>> START Records supplied
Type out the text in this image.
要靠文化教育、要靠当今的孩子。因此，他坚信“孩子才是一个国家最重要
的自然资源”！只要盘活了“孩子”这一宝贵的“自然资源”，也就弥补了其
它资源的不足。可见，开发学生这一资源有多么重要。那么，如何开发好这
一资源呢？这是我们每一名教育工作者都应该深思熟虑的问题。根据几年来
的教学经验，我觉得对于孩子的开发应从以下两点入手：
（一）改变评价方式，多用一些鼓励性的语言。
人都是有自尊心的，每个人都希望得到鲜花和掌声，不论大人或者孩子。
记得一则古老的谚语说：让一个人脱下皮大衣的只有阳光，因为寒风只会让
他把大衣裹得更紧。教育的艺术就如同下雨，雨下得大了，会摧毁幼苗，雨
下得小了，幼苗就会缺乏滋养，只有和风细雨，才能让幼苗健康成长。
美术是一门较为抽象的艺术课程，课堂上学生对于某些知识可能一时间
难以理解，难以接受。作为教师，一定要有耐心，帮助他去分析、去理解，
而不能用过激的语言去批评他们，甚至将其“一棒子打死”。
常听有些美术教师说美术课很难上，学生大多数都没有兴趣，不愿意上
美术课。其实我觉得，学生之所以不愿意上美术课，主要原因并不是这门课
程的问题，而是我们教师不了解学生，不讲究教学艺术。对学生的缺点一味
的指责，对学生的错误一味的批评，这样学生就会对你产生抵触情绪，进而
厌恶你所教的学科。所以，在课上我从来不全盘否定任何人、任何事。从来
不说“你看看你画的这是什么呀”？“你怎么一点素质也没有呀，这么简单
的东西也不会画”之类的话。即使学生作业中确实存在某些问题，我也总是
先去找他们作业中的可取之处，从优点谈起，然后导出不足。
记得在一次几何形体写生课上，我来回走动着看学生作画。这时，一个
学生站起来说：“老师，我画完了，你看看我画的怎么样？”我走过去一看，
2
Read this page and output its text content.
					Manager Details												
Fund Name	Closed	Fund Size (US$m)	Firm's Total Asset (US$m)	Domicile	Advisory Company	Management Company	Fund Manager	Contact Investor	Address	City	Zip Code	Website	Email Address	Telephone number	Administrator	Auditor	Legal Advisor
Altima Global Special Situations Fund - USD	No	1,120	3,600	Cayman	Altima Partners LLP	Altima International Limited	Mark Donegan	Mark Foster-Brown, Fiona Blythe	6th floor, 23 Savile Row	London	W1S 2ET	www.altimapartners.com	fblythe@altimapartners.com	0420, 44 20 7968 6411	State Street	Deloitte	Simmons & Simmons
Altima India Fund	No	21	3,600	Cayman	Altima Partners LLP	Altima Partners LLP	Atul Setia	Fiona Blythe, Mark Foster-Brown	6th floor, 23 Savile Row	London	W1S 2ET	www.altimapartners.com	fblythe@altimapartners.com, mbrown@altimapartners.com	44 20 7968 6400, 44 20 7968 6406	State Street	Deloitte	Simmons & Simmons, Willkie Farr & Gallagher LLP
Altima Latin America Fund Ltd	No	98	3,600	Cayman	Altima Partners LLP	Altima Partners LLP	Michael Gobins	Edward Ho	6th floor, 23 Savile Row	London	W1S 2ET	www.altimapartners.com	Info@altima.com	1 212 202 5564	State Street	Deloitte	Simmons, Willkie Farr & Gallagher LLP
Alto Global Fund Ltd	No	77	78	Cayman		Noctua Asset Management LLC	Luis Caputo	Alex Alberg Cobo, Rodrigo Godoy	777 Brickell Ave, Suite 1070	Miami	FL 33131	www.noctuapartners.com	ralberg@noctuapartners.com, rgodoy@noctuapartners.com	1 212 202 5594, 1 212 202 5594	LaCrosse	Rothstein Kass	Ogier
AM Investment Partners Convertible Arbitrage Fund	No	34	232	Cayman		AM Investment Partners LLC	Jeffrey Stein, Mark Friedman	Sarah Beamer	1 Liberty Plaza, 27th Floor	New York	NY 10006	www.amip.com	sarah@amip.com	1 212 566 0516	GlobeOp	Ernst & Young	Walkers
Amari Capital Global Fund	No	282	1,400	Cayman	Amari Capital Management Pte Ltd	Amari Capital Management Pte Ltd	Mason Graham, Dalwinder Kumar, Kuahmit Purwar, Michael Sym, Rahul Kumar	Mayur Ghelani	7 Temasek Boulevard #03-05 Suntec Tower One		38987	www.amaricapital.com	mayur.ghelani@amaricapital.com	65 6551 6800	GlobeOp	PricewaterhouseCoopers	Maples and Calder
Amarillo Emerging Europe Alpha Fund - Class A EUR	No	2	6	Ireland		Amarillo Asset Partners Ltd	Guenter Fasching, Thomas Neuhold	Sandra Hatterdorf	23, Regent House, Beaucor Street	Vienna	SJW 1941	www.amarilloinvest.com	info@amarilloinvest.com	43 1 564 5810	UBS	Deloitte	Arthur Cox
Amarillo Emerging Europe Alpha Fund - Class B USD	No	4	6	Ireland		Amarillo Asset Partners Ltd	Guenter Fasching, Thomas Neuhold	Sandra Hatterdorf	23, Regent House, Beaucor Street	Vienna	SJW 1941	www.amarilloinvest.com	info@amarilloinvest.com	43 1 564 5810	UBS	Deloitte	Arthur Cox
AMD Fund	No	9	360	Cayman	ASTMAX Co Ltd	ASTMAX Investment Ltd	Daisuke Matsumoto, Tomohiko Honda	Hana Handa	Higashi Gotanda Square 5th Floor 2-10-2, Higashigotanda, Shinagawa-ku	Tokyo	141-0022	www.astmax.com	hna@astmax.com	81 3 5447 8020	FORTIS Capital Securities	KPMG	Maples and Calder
>> END Records supplied
Each record above should be repeated exactly as it appears.

Type out the text in this image.
要靠文化教育、要靠当今的孩子。因此，他坚信“孩子才是一个国家最重要
的自然资源”！只要盘活了“孩子”这一宝贵的“自然资源”，也就弥补了其
它资源的不足。可见，开发学生这一资源有多么重要。那么，如何开发好这
一资源呢？这是我们每一名教育工作者都应该深思熟虑的问题。根据几年来
的教学经验，我觉得对于孩子的开发应从以下两点入手：
（一）改变评价方式，多用一些鼓励性的语言。
人都是有自尊心的，每个人都希望得到鲜花和掌声，不论大人或者孩子。
记得一则古老的谚语说：让一个人脱下皮大衣的只有阳光，因为寒风只会让
他把大衣裹得更紧。教育的艺术就如同下雨，雨下得大了，会摧毁幼苗，雨
下得小了，幼苗就会缺乏滋养，只有和风细雨，才能让幼苗健康成长。
美术是一门较为抽象的艺术课程，课堂上学生对于某些知识可能一时间
难以理解，难以接受。作为教师，一定要有耐心，帮助他去分析、去理解，
而不能用过激的语言去批评他们，甚至将其“一棒子打死”。
常听有些美术教师说美术课很难上，学生大多数都没有兴趣，不愿意上
美术课。其实我觉得，学生之所以不愿意上美术课，主要原因并不是这门课
程的问题，而是我们教师不了解学生，不讲究教学艺术。对学生的缺点一味
的指责，对学生的错误一味的批评，这样学生就会对你产生抵触情绪，进而
厌恶你所教的学科。所以，在课上我从来不全盘否定任何人、任何事。从来
不说“你看看你画的这是什么呀”？“你怎么一点素质也没有呀，这么简单
的东西也不会画”之类的话。即使学生作业中确实存在某些问题，我也总是
先去找他们作业中的可取之处，从优点谈起，然后导出不足。
记得在一次几何形体写生课上，我来回走动着看学生作画。这时，一个
学生站起来说：“老师，我画完了，你看看我画的怎么样？”我走过去一看，
2
Read this page and output its text content.
					Manager Details												
Fund Name	Closed	Fund Size (US$m)	Firm's Total Asset (US$m)	Domicile	Advisory Company	Management Company	Fund Manager	Contact Investor	Address	City	Zip Code	Website	Email Address	Telephone number	Administrator	Auditor	Legal Advisor
Altima Global Special Situations Fund - USD	No	1,120	3,600	Cayman	Altima Partners LLP	Altima International Limited	Mark Donegan	Mark Foster-Brown, Fiona Blythe	6th floor, 23 Savile Row	London	W1S 2ET	www.altimapartners.com	fblythe@altimapartners.com	0420, 44 20 7968 6411	State Street	Deloitte	Simmons & Simmons
Altima India Fund	No	21	3,600	Cayman	Altima Partners LLP	Altima Partners LLP	Atul Setia	Fiona Blythe, Mark Foster-Brown	6th floor, 23 Savile Row	London	W1S 2ET	www.altimapartners.com	fblythe@altimapartners.com, mbrown@altimapartners.com	44 20 7968 6400, 44 20 7968 6406	State Street	Deloitte	Simmons & Simmons, Willkie Farr & Gallagher LLP
Altima Latin America Fund Ltd	No	98	3,600	Cayman	Altima Partners LLP	Altima Partners LLP	Michael Gobins	Edward Ho	6th floor, 23 Savile Row	London	W1S 2ET	www.altimapartners.com	Info@altima.com	1 212 202 5564	State Street	Deloitte	Simmons, Willkie Farr & Gallagher LLP
Alto Global Fund Ltd	No	77	78	Cayman		Noctua Asset Management LLC	Luis Caputo	Alex Alberg Cobo, Rodrigo Godoy	777 Brickell Ave, Suite 1070	Miami	FL 33131	www.noctuapartners.com	ralberg@noctuapartners.com, rgodoy@noctuapartners.com	1 212 202 5594, 1 212 202 5594	LaCrosse	Rothstein Kass	Ogier
AM Investment Partners Convertible Arbitrage Fund	No	34	232	Cayman		AM Investment Partners LLC	Jeffrey Stein, Mark Friedman	Sarah Beamer	1 Liberty Plaza, 27th Floor	New York	NY 10006	www.amip.com	sarah@amip.com	1 212 566 0516	GlobeOp	Ernst & Young	Walkers
Amari Capital Global Fund	No	282	1,400	Cayman	Amari Capital Management Pte Ltd	Amari Capital Management Pte Ltd	Mason Graham, Dalwinder Kumar, Kuahmit Purwar, Michael Sym, Rahul Kumar	Mayur Ghelani	7 Temasek Boulevard #03-05 Suntec Tower One		38987	www.amaricapital.com	mayur.ghelani@amaricapital.com	65 6551 6800	GlobeOp	PricewaterhouseCoopers	Maples and Calder
Amarillo Emerging Europe Alpha Fund - Class A EUR	No	2	6	Ireland		Amarillo Asset Partners Ltd	Guenter Fasching, Thomas Neuhold	Sandra Hatterdorf	23, Regent House, Beaucor Street	Vienna	SJW 1941	www.amarilloinvest.com	info@amarilloinvest.com	43 1 564 5810	UBS	Deloitte	Arthur Cox
Amarillo Emerging Europe Alpha Fund - Class B USD	No	4	6	Ireland		Amarillo Asset Partners Ltd	Guenter Fasching, Thomas Neuhold	Sandra Hatterdorf	23, Regent House, Beaucor Street	Vienna	SJW 1941	www.amarilloinvest.com	info@amarilloinvest.com	43 1 564 5810	UBS	Deloitte	Arthur Cox
AMD Fund	No	9	360	Cayman	ASTMAX Co Ltd	ASTMAX Investment Ltd	Daisuke Matsumoto, Tomohiko Honda	Hana Handa	Higashi Gotanda Square 5th Floor 2-10-2, Higashigotanda, Shinagawa-ku	Tokyo	141-0022	www.astmax.com	hna@astmax.com	81 3 5447 8020	FORTIS Capital Securities	KPMG	Maples and Calder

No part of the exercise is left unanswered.